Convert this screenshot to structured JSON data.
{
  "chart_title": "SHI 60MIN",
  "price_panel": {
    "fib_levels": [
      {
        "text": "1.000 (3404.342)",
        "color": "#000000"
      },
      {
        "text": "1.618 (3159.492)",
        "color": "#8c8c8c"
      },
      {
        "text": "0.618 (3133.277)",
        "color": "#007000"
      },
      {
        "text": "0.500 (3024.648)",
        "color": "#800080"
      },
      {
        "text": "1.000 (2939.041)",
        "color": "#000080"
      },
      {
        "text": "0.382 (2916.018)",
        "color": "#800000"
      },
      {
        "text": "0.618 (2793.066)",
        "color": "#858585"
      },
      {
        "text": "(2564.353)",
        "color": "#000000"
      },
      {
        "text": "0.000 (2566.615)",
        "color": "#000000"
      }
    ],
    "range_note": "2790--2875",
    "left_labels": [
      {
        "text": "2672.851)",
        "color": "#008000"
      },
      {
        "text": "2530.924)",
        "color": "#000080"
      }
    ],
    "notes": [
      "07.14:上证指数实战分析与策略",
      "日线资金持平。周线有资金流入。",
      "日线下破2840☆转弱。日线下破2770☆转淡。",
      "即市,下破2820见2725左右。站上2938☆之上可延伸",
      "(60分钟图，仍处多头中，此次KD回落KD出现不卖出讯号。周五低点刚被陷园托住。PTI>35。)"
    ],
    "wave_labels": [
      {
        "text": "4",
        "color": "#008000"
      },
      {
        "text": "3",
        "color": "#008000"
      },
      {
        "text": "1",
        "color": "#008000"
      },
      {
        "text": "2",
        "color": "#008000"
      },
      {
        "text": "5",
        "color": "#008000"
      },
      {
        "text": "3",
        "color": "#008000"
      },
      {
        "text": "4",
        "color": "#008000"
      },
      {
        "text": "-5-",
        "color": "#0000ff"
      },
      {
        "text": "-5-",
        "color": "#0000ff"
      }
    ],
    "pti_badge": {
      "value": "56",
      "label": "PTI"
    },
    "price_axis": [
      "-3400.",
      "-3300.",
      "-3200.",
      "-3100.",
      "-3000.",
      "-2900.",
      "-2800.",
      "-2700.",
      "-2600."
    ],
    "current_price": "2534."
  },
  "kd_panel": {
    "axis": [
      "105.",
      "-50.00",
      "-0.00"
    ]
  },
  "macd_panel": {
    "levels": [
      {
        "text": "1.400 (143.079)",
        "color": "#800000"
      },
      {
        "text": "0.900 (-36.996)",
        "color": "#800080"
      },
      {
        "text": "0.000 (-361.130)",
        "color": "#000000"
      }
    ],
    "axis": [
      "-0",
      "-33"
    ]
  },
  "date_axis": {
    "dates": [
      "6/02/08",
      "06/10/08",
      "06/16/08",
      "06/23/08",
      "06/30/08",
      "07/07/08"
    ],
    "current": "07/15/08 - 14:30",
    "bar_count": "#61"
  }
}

-*-*-

▶ _Objective_: Please reproduce every line of the material word for word.

▶ _In response_:
Convert this screenshot to structured JSON data.
{
  "chart_title": "SHI 60MIN",
  "price_panel": {
    "fib_levels": [
      {
        "text": "1.000 (3404.342)",
        "color": "#000000"
      },
      {
        "text": "1.618 (3159.492)",
        "color": "#8c8c8c"
      },
      {
        "text": "0.618 (3133.277)",
        "color": "#007000"
      },
      {
        "text": "0.500 (3024.648)",
        "color": "#800080"
      },
      {
        "text": "1.000 (2939.041)",
        "color": "#000080"
      },
      {
        "text": "0.382 (2916.018)",
        "color": "#800000"
      },
      {
        "text": "0.618 (2793.066)",
        "color": "#858585"
      },
      {
        "text": "(2564.353)",
        "color": "#000000"
      },
      {
        "text": "0.000 (2566.615)",
        "color": "#000000"
      }
    ],
    "range_note": "2790--2875",
    "left_labels": [
      {
        "text": "2672.851)",
        "color": "#008000"
      },
      {
        "text": "2530.924)",
        "color": "#000080"
      }
    ],
    "notes": [
      "07.14:上证指数实战分析与策略",
      "日线资金持平。周线有资金流入。",
      "日线下破2840☆转弱。日线下破2770☆转淡。",
      "即市,下破2820见2725左右。站上2938☆之上可延伸",
      "(60分钟图，仍处多头中，此次KD回落KD出现不卖出讯号。周五低点刚被陷园托住。PTI>35。)"
    ],
    "wave_labels": [
      {
        "text": "4",
        "color": "#008000"
      },
      {
        "text": "3",
        "color": "#008000"
      },
      {
        "text": "1",
        "color": "#008000"
      },
      {
        "text": "2",
        "color": "#008000"
      },
      {
        "text": "5",
        "color": "#008000"
      },
      {
        "text": "3",
        "color": "#008000"
      },
      {
        "text": "4",
        "color": "#008000"
      },
      {
        "text": "-5-",
        "color": "#0000ff"
      },
      {
        "text": "-5-",
        "color": "#0000ff"
      }
    ],
    "pti_badge": {
      "value": "56",
      "label": "PTI"
    },
    "price_axis": [
      "-3400.",
      "-3300.",
      "-3200.",
      "-3100.",
      "-3000.",
      "-2900.",
      "-2800.",
      "-2700.",
      "-2600."
    ],
    "current_price": "2534."
  },
  "kd_panel": {
    "axis": [
      "105.",
      "-50.00",
      "-0.00"
    ]
  },
  "macd_panel": {
    "levels": [
      {
        "text": "1.400 (143.079)",
        "color": "#800000"
      },
      {
        "text": "0.900 (-36.996)",
        "color": "#800080"
      },
      {
        "text": "0.000 (-361.130)",
        "color": "#000000"
      }
    ],
    "axis": [
      "-0",
      "-33"
    ]
  },
  "date_axis": {
    "dates": [
      "6/02/08",
      "06/10/08",
      "06/16/08",
      "06/23/08",
      "06/30/08",
      "07/07/08"
    ],
    "current": "07/15/08 - 14:30",
    "bar_count": "#61"
  }
}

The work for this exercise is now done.